▸ Action item:
Any image found in the entries is to be skipped; the rest is returned word for word.

(Supplied data)

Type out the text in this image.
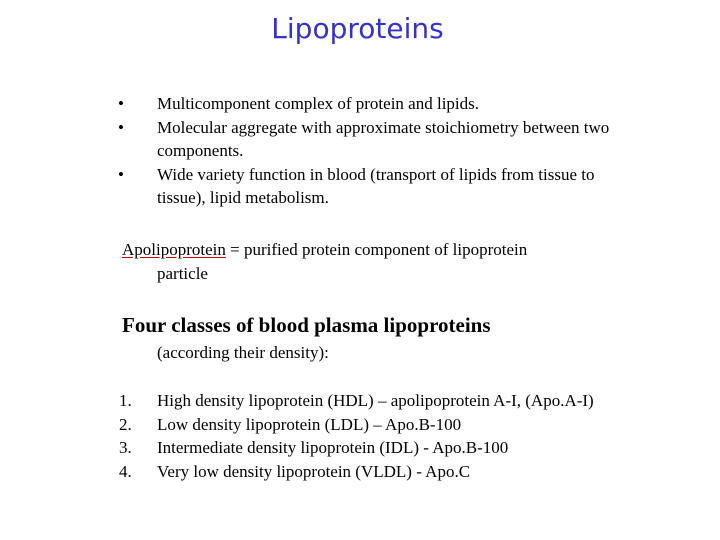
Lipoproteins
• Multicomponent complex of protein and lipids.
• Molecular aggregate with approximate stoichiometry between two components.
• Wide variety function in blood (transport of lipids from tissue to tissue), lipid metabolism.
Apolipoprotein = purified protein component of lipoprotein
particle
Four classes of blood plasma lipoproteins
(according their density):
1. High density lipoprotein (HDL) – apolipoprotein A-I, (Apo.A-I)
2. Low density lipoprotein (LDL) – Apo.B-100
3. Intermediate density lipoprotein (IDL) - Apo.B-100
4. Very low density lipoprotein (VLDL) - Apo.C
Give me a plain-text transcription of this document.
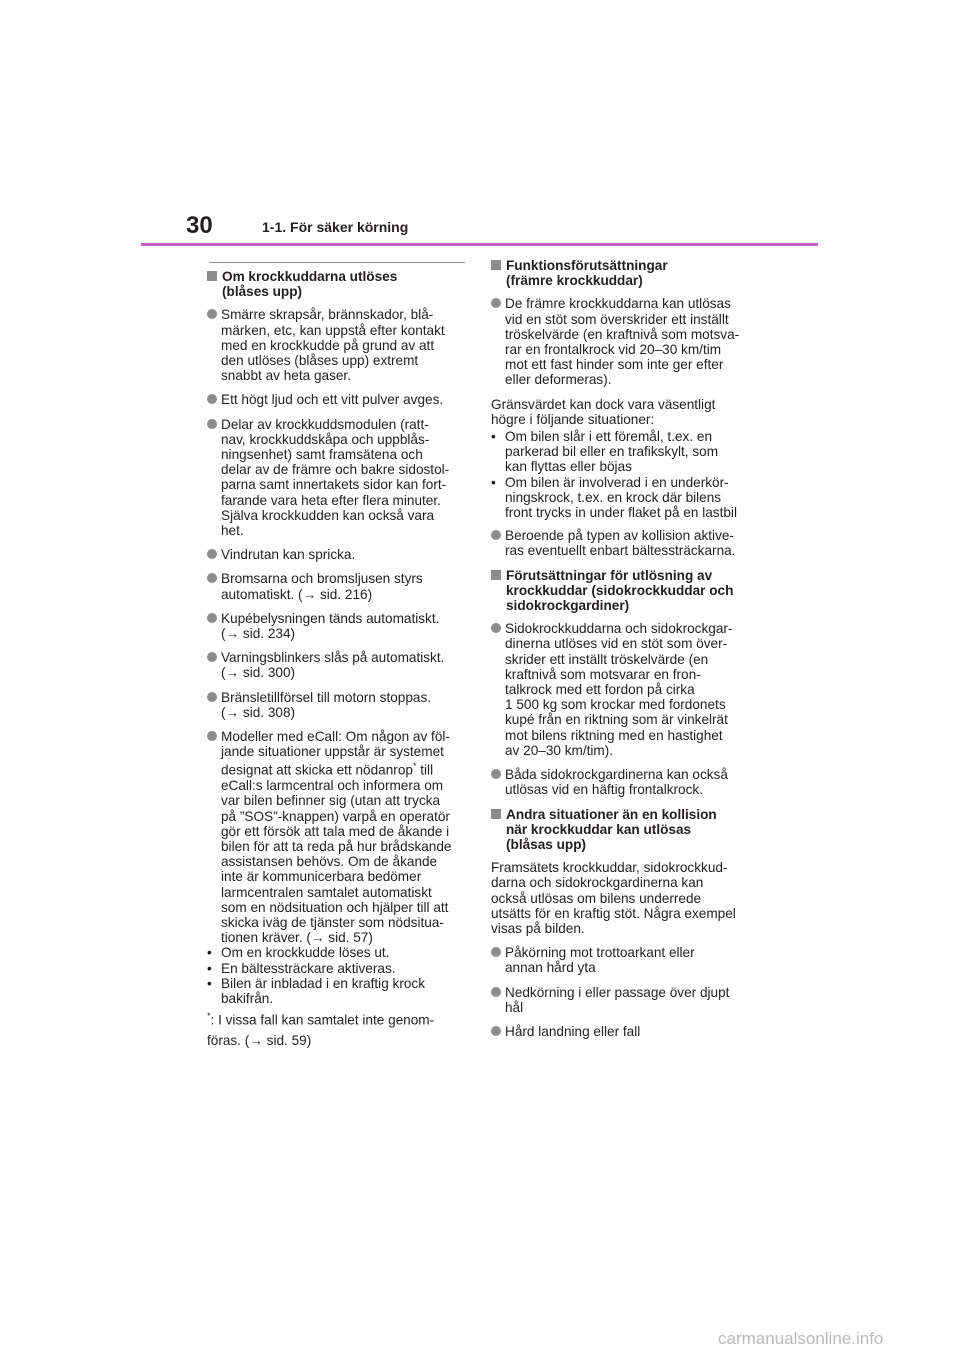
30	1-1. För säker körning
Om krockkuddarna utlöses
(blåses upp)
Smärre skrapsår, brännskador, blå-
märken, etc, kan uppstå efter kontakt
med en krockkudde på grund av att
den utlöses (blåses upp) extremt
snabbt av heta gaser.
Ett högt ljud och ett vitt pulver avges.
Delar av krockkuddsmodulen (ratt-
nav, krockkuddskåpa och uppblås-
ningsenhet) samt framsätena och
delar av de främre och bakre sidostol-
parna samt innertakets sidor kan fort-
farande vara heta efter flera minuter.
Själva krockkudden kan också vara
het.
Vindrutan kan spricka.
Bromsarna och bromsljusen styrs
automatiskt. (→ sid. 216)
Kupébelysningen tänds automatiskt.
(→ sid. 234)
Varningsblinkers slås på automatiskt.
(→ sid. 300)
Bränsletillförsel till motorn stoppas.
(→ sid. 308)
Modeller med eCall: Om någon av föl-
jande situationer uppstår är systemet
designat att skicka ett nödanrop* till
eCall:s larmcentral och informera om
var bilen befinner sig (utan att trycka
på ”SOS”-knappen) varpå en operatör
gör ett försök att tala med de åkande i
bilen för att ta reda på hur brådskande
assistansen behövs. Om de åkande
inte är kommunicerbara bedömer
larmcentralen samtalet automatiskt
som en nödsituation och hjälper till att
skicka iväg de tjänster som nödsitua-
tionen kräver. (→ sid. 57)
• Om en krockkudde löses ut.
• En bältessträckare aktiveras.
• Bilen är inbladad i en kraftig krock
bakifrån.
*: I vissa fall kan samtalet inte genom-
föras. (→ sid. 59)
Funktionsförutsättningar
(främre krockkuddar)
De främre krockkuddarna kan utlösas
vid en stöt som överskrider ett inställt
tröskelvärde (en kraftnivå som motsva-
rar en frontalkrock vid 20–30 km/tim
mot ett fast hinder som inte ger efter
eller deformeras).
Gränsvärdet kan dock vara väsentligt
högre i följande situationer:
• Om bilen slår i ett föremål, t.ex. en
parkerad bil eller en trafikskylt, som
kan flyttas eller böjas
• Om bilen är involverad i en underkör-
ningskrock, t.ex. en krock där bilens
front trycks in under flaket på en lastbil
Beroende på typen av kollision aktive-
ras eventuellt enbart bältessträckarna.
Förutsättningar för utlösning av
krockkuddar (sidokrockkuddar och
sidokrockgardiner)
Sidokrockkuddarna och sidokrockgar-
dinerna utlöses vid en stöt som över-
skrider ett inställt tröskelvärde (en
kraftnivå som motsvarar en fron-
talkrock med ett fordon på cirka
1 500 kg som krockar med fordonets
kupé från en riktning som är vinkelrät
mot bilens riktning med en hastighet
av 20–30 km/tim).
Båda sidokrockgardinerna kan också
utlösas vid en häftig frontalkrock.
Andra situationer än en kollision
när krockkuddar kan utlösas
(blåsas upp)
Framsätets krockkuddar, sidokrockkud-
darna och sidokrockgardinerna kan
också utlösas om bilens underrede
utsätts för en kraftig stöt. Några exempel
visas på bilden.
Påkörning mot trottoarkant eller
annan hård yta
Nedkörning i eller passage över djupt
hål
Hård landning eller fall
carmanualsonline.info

(End Supplied data)

▸ Task response:
Type out the text in this image.
Lipoproteins
• Multicomponent complex of protein and lipids.
• Molecular aggregate with approximate stoichiometry between two components.
• Wide variety function in blood (transport of lipids from tissue to tissue), lipid metabolism.
Apolipoprotein = purified protein component of lipoprotein
particle
Four classes of blood plasma lipoproteins
(according their density):
1. High density lipoprotein (HDL) – apolipoprotein A-I, (Apo.A-I)
2. Low density lipoprotein (LDL) – Apo.B-100
3. Intermediate density lipoprotein (IDL) - Apo.B-100
4. Very low density lipoprotein (VLDL) - Apo.C
Give me a plain-text transcription of this document.
30	1-1. För säker körning
Om krockkuddarna utlöses
(blåses upp)
Smärre skrapsår, brännskador, blå-
märken, etc, kan uppstå efter kontakt
med en krockkudde på grund av att
den utlöses (blåses upp) extremt
snabbt av heta gaser.
Ett högt ljud och ett vitt pulver avges.
Delar av krockkuddsmodulen (ratt-
nav, krockkuddskåpa och uppblås-
ningsenhet) samt framsätena och
delar av de främre och bakre sidostol-
parna samt innertakets sidor kan fort-
farande vara heta efter flera minuter.
Själva krockkudden kan också vara
het.
Vindrutan kan spricka.
Bromsarna och bromsljusen styrs
automatiskt. (→ sid. 216)
Kupébelysningen tänds automatiskt.
(→ sid. 234)
Varningsblinkers slås på automatiskt.
(→ sid. 300)
Bränsletillförsel till motorn stoppas.
(→ sid. 308)
Modeller med eCall: Om någon av föl-
jande situationer uppstår är systemet
designat att skicka ett nödanrop* till
eCall:s larmcentral och informera om
var bilen befinner sig (utan att trycka
på ”SOS”-knappen) varpå en operatör
gör ett försök att tala med de åkande i
bilen för att ta reda på hur brådskande
assistansen behövs. Om de åkande
inte är kommunicerbara bedömer
larmcentralen samtalet automatiskt
som en nödsituation och hjälper till att
skicka iväg de tjänster som nödsitua-
tionen kräver. (→ sid. 57)
• Om en krockkudde löses ut.
• En bältessträckare aktiveras.
• Bilen är inbladad i en kraftig krock
bakifrån.
*: I vissa fall kan samtalet inte genom-
föras. (→ sid. 59)
Funktionsförutsättningar
(främre krockkuddar)
De främre krockkuddarna kan utlösas
vid en stöt som överskrider ett inställt
tröskelvärde (en kraftnivå som motsva-
rar en frontalkrock vid 20–30 km/tim
mot ett fast hinder som inte ger efter
eller deformeras).
Gränsvärdet kan dock vara väsentligt
högre i följande situationer:
• Om bilen slår i ett föremål, t.ex. en
parkerad bil eller en trafikskylt, som
kan flyttas eller böjas
• Om bilen är involverad i en underkör-
ningskrock, t.ex. en krock där bilens
front trycks in under flaket på en lastbil
Beroende på typen av kollision aktive-
ras eventuellt enbart bältessträckarna.
Förutsättningar för utlösning av
krockkuddar (sidokrockkuddar och
sidokrockgardiner)
Sidokrockkuddarna och sidokrockgar-
dinerna utlöses vid en stöt som över-
skrider ett inställt tröskelvärde (en
kraftnivå som motsvarar en fron-
talkrock med ett fordon på cirka
1 500 kg som krockar med fordonets
kupé från en riktning som är vinkelrät
mot bilens riktning med en hastighet
av 20–30 km/tim).
Båda sidokrockgardinerna kan också
utlösas vid en häftig frontalkrock.
Andra situationer än en kollision
när krockkuddar kan utlösas
(blåsas upp)
Framsätets krockkuddar, sidokrockkud-
darna och sidokrockgardinerna kan
också utlösas om bilens underrede
utsätts för en kraftig stöt. Några exempel
visas på bilden.
Påkörning mot trottoarkant eller
annan hård yta
Nedkörning i eller passage över djupt
hål
Hård landning eller fall
carmanualsonline.info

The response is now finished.